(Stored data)
##############################

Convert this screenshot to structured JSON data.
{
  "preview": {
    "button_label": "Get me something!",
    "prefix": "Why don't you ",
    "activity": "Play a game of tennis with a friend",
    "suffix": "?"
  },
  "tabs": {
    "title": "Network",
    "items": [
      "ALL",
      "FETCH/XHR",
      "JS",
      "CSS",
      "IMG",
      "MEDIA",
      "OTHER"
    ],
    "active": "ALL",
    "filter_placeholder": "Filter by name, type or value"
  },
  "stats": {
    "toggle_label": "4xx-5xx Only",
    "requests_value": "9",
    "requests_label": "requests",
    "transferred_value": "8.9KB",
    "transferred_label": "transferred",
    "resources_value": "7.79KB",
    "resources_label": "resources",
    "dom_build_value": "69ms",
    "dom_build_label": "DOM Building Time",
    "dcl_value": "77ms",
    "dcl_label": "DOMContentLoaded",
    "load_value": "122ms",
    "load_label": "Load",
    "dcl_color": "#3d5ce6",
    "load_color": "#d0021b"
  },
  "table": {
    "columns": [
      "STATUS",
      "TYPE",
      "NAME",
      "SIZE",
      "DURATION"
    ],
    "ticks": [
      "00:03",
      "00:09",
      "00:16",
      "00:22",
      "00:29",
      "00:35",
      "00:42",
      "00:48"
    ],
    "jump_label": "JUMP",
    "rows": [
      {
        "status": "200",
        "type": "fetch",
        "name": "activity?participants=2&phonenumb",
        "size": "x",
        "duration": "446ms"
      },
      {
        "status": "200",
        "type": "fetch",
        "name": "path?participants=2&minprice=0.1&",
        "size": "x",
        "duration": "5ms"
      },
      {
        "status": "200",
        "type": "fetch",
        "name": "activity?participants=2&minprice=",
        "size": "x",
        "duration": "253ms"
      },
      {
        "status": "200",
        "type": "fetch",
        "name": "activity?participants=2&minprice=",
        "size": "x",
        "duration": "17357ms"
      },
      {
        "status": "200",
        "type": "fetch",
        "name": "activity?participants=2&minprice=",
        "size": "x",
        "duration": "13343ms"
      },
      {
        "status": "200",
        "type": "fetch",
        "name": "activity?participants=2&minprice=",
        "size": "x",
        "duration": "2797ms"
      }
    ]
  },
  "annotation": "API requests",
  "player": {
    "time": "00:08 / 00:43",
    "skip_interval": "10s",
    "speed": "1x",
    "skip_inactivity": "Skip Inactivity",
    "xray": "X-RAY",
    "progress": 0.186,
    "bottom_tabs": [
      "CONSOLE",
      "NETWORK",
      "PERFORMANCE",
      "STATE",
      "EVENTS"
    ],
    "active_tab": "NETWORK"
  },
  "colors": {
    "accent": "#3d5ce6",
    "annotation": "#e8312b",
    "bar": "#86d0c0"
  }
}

##############################

Retype every record above exactly as it appears.

Task result >>
Convert this screenshot to structured JSON data.
{
  "preview": {
    "button_label": "Get me something!",
    "prefix": "Why don't you ",
    "activity": "Play a game of tennis with a friend",
    "suffix": "?"
  },
  "tabs": {
    "title": "Network",
    "items": [
      "ALL",
      "FETCH/XHR",
      "JS",
      "CSS",
      "IMG",
      "MEDIA",
      "OTHER"
    ],
    "active": "ALL",
    "filter_placeholder": "Filter by name, type or value"
  },
  "stats": {
    "toggle_label": "4xx-5xx Only",
    "requests_value": "9",
    "requests_label": "requests",
    "transferred_value": "8.9KB",
    "transferred_label": "transferred",
    "resources_value": "7.79KB",
    "resources_label": "resources",
    "dom_build_value": "69ms",
    "dom_build_label": "DOM Building Time",
    "dcl_value": "77ms",
    "dcl_label": "DOMContentLoaded",
    "load_value": "122ms",
    "load_label": "Load",
    "dcl_color": "#3d5ce6",
    "load_color": "#d0021b"
  },
  "table": {
    "columns": [
      "STATUS",
      "TYPE",
      "NAME",
      "SIZE",
      "DURATION"
    ],
    "ticks": [
      "00:03",
      "00:09",
      "00:16",
      "00:22",
      "00:29",
      "00:35",
      "00:42",
      "00:48"
    ],
    "jump_label": "JUMP",
    "rows": [
      {
        "status": "200",
        "type": "fetch",
        "name": "activity?participants=2&phonenumb",
        "size": "x",
        "duration": "446ms"
      },
      {
        "status": "200",
        "type": "fetch",
        "name": "path?participants=2&minprice=0.1&",
        "size": "x",
        "duration": "5ms"
      },
      {
        "status": "200",
        "type": "fetch",
        "name": "activity?participants=2&minprice=",
        "size": "x",
        "duration": "253ms"
      },
      {
        "status": "200",
        "type": "fetch",
        "name": "activity?participants=2&minprice=",
        "size": "x",
        "duration": "17357ms"
      },
      {
        "status": "200",
        "type": "fetch",
        "name": "activity?participants=2&minprice=",
        "size": "x",
        "duration": "13343ms"
      },
      {
        "status": "200",
        "type": "fetch",
        "name": "activity?participants=2&minprice=",
        "size": "x",
        "duration": "2797ms"
      }
    ]
  },
  "annotation": "API requests",
  "player": {
    "time": "00:08 / 00:43",
    "skip_interval": "10s",
    "speed": "1x",
    "skip_inactivity": "Skip Inactivity",
    "xray": "X-RAY",
    "progress": 0.186,
    "bottom_tabs": [
      "CONSOLE",
      "NETWORK",
      "PERFORMANCE",
      "STATE",
      "EVENTS"
    ],
    "active_tab": "NETWORK"
  },
  "colors": {
    "accent": "#3d5ce6",
    "annotation": "#e8312b",
    "bar": "#86d0c0"
  }
}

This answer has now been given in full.